-- Data entries start --
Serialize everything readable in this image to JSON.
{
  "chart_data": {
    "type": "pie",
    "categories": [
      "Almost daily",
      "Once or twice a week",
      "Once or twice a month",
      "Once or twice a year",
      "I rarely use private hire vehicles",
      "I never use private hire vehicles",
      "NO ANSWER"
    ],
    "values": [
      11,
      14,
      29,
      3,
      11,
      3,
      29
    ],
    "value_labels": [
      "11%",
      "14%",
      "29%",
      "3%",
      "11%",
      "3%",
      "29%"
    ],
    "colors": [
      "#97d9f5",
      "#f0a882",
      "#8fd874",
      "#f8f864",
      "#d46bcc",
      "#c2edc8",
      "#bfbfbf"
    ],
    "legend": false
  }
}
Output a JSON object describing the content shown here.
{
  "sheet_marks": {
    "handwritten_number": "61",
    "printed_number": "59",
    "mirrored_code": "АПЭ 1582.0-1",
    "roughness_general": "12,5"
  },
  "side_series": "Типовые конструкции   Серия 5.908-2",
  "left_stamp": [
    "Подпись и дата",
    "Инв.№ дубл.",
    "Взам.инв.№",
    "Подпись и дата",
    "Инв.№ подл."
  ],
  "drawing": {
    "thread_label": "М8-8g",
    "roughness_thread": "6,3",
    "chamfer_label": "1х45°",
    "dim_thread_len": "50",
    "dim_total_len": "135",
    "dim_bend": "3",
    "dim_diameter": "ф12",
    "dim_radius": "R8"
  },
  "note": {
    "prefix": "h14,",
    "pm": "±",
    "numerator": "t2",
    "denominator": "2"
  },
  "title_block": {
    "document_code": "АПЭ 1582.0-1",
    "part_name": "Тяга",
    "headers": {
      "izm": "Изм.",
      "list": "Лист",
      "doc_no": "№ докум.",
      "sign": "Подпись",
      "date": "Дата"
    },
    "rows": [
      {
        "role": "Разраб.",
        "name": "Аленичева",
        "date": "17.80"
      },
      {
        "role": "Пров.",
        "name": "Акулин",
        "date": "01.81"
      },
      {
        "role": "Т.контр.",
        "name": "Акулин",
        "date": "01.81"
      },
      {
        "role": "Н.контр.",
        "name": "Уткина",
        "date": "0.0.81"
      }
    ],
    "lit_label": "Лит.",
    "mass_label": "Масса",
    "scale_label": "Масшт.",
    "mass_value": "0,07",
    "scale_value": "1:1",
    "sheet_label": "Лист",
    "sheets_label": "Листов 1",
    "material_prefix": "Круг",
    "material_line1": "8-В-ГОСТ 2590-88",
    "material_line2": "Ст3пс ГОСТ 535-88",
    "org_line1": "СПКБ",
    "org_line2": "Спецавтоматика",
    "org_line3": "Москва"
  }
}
-- Data entries end --
Sift through the entries and copy every line with "Once".

      "Once or twice a week",
      "Once or twice a month",
      "Once or twice a year",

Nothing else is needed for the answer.